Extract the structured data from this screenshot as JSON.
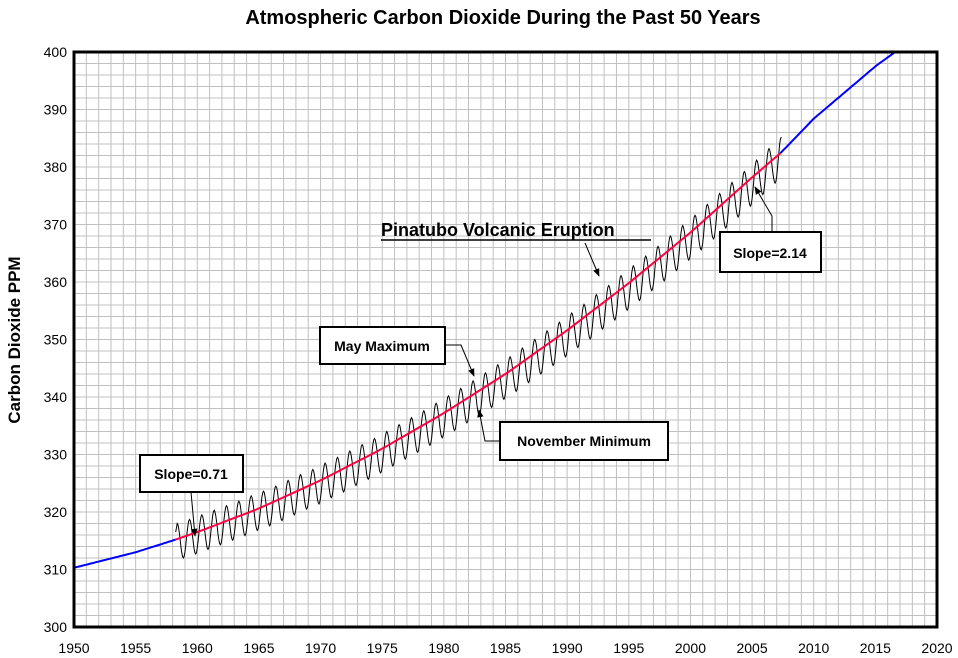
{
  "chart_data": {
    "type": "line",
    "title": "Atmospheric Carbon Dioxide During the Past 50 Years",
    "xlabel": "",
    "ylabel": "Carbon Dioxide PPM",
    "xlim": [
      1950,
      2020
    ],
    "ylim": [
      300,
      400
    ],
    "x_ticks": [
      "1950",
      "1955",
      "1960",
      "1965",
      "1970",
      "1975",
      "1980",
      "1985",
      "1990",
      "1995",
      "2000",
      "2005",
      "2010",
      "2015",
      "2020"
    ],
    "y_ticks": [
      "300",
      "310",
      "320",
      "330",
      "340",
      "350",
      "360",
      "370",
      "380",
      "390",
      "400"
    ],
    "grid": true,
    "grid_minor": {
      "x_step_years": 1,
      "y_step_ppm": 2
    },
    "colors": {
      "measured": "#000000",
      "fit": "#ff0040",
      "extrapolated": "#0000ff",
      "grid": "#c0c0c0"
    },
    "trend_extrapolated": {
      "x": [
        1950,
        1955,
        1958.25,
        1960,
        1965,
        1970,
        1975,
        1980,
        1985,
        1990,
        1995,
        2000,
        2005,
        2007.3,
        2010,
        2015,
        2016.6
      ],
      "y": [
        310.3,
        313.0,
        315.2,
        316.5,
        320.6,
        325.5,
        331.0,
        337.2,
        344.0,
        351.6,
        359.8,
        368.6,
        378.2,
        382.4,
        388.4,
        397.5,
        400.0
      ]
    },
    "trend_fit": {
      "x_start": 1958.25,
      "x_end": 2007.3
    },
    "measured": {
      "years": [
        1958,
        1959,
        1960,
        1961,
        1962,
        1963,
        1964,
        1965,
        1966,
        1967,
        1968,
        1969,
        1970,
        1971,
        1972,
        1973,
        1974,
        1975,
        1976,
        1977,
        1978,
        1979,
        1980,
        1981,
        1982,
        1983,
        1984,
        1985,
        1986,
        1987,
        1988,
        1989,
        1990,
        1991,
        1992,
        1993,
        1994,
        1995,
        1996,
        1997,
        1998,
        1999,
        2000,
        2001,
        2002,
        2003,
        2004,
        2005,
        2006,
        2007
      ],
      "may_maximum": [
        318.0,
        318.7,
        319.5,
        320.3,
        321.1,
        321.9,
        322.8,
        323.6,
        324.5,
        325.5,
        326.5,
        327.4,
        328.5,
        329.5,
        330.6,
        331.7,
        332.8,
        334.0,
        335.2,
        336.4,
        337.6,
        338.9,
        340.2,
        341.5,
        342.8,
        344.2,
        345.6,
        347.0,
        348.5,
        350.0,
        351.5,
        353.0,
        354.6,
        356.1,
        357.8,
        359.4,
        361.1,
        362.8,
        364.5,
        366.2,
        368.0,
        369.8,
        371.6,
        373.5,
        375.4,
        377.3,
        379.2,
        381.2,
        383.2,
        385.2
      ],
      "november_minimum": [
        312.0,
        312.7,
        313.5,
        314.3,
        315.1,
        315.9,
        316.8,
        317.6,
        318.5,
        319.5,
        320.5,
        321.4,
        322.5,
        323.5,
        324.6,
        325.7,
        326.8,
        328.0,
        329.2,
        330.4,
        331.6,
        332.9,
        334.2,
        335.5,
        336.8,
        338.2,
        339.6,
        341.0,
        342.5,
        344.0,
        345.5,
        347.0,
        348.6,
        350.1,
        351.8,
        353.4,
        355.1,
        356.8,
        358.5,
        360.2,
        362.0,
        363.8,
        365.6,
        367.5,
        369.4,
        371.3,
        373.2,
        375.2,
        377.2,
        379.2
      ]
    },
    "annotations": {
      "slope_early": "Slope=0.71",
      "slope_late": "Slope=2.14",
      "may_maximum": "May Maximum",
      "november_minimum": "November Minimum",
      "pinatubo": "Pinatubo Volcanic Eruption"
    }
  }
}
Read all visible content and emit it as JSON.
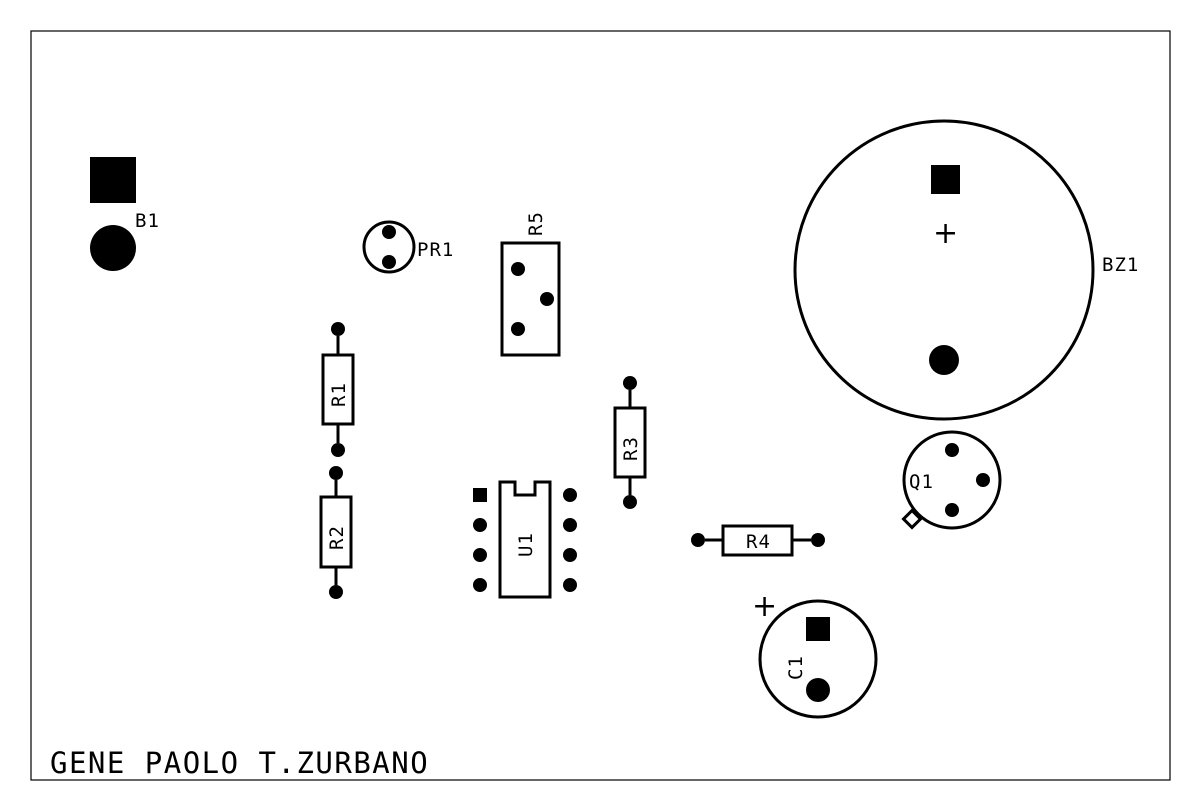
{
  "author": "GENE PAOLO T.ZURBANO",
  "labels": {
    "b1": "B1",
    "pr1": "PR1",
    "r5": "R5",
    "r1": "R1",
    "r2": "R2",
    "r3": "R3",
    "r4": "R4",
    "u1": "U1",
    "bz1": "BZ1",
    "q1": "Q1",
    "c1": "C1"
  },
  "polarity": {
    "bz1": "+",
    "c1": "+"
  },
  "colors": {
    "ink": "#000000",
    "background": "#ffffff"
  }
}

______________________________

> **Your goal**
List each line of the entries that holds the string "Carbon".

> **Task response**
    "title": "Atmospheric Carbon Dioxide During the Past 50 Years",
    "ylabel": "Carbon Dioxide PPM",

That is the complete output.